> [PROBLEM TO WORK ON]
Please rewrite the entries starting at the first one and ending at the line that contains "legend-label: PUR_0 [653, 30, 688, 42]", swapping "Storage Modulus" for "Loss Modulus" and leaving everything else unchanged.

> [RECORD EXTRACTS]

——————

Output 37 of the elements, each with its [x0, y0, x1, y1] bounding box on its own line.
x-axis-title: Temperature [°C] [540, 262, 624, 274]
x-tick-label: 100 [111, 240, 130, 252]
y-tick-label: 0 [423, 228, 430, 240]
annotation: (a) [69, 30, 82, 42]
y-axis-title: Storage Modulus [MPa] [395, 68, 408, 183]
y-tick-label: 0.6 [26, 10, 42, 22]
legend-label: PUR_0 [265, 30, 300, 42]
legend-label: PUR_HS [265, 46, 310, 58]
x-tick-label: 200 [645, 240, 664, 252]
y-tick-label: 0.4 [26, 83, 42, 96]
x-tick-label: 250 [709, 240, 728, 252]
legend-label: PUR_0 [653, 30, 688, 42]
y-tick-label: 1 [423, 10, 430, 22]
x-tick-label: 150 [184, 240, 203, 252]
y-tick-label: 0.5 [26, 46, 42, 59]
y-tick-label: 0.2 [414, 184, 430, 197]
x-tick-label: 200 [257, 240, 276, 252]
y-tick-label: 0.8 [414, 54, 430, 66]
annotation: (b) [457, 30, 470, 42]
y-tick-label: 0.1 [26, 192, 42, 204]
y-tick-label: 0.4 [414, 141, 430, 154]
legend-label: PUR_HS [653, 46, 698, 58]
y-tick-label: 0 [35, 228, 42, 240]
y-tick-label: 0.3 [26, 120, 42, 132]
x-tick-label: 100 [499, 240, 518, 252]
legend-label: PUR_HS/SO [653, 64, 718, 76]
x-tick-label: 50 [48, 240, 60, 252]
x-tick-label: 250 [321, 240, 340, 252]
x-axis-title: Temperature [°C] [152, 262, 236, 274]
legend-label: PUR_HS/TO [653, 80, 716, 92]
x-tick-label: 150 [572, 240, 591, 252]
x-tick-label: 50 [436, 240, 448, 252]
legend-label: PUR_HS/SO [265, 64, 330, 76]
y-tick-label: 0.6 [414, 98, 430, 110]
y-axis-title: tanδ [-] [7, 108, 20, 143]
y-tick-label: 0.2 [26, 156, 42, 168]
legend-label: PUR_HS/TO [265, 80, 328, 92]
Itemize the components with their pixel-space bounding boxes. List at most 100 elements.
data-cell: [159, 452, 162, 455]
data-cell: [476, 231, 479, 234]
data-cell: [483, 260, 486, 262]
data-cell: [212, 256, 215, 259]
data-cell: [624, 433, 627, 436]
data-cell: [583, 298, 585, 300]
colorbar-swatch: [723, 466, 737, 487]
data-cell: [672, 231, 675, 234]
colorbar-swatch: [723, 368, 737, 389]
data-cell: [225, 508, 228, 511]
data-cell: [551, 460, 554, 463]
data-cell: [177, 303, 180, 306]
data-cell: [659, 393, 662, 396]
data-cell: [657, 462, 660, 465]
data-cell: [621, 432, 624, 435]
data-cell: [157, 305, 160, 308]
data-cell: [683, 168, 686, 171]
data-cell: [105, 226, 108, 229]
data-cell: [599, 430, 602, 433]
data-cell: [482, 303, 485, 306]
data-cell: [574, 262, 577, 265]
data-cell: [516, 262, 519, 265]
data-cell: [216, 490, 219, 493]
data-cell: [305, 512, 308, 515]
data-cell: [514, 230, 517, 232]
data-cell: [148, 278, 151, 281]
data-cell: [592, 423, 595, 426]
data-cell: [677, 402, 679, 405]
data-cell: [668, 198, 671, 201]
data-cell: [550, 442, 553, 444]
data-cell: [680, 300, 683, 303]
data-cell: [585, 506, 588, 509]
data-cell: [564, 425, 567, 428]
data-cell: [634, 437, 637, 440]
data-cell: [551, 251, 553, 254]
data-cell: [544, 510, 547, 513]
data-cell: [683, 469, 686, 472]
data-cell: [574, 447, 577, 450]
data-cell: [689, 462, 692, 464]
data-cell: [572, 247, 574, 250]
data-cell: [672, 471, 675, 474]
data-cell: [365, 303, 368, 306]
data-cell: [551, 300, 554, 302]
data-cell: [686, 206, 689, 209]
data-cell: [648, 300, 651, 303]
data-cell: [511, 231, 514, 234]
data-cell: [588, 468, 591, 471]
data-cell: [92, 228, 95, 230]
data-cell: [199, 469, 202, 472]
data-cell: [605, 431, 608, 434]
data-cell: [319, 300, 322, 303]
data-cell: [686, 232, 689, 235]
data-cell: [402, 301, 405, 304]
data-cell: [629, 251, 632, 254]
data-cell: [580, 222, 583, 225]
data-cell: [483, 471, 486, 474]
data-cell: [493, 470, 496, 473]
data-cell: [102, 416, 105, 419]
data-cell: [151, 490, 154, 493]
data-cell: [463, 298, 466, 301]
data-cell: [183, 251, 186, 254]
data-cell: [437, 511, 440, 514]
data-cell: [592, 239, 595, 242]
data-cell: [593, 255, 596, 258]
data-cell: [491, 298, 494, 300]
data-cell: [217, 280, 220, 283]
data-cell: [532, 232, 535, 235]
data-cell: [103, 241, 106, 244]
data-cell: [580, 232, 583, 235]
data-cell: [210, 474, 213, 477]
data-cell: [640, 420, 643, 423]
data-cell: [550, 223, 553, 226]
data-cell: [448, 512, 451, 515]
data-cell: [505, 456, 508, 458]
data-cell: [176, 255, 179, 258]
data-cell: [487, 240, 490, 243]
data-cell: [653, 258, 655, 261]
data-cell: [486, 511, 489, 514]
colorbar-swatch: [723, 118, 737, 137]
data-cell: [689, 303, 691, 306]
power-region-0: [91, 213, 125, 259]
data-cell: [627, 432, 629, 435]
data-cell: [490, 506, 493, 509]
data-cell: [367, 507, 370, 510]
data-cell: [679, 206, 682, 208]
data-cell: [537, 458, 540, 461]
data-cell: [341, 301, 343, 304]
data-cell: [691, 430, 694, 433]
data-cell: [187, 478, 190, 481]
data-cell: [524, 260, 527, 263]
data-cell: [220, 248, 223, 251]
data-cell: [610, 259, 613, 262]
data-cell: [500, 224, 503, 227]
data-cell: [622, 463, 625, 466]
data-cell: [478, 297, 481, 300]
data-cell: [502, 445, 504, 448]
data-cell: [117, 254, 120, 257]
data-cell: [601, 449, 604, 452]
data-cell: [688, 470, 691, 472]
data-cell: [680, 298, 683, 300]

——————

> [THE COMPLETED TASK]
Output 37 of the elements, each with its [x0, y0, x1, y1] bounding box on its own line.
x-axis-title: Temperature [°C] [540, 262, 624, 274]
x-tick-label: 100 [111, 240, 130, 252]
y-tick-label: 0 [423, 228, 430, 240]
annotation: (a) [69, 30, 82, 42]
y-axis-title: Loss Modulus [MPa] [395, 68, 408, 183]
y-tick-label: 0.6 [26, 10, 42, 22]
legend-label: PUR_0 [265, 30, 300, 42]
legend-label: PUR_HS [265, 46, 310, 58]
x-tick-label: 200 [645, 240, 664, 252]
y-tick-label: 0.4 [26, 83, 42, 96]
x-tick-label: 250 [709, 240, 728, 252]
legend-label: PUR_0 [653, 30, 688, 42]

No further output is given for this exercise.